-- START OF EXTRACT TO READ --

The people of course who took care of us were wonderful. I remember going in a taxi from Liverpool Street to I think it must have been Waterloo, because we went to Weybridge after that – and on the way we were shown the Bank of England and St Paul’s on the way, and Trafalgar Square. My brother went to a different family but the people where we stayed with in Weybridge were relations of the pupil of my father’. We were there – my brother went to a different school and I went to the Hall School, which was a wonderful private school in Weybridge. It was the first time I ever enjoyed being in a school.

[Frank and Beatrice Paish met them at the station; they were the guarantors – Beatrice was the connection, having studied eurythmics with Vera and Hans many years before. Ruth and Raimund went to stay with Oscar (Beatrice’s brother) and Doris Eckhard in Weybridge.]

From an album of photos of Ruth and Raimund’s life with their new adoptive family in England

How about your language? Did you speak English at all?

-- END OF EXTRACT TO READ --
-- START OF LISTED RECORDS --

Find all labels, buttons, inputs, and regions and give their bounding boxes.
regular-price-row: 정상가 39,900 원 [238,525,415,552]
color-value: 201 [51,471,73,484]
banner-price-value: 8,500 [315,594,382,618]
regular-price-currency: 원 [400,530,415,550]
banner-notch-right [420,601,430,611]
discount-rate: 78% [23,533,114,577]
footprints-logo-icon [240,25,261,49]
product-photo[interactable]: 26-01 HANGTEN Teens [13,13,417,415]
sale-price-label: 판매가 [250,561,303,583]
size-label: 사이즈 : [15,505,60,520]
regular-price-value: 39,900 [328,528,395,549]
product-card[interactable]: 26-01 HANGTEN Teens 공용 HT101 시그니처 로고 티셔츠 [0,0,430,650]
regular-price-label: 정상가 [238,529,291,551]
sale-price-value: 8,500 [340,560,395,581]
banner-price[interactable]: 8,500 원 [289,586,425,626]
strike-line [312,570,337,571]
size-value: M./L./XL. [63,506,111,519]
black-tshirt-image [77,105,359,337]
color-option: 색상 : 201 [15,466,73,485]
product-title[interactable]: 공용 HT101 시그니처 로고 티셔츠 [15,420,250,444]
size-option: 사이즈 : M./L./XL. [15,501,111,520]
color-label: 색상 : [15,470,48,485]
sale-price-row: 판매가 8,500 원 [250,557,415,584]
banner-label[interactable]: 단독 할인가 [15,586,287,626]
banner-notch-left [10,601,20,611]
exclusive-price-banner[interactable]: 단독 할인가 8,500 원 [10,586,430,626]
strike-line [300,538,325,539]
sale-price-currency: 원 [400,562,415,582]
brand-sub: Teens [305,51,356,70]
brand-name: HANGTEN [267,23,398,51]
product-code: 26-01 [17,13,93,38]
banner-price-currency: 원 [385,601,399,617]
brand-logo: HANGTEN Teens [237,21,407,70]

-- END OF LISTED RECORDS --

Copy out the passage above about arriving in England and staying in Weybridge, word for word and in full.

The people of course who took care of us were wonderful. I remember going in a taxi from Liverpool Street to I think it must have been Waterloo, because we went to Weybridge after that – and on the way we were shown the Bank of England and St Paul’s on the way, and Trafalgar Square. My brother went to a different family but the people where we stayed with in Weybridge were relations of the pupil of my father’. We were there – my brother went to a different school and I went to the Hall School, which was a wonderful private school in Weybridge. It was the first time I ever enjoyed being in a school.

[Frank and Beatrice Paish met them at the station; they were the guarantors – Beatrice was the connection, having studied eurythmics with Vera and Hans many years before. Ruth and Raimund went to stay with Oscar (Beatrice’s brother) and Doris Eckhard in Weybridge.]

From an album of photos of Ruth and Raimund’s life with their new adoptive family in England

How about your language? Did you speak English at all?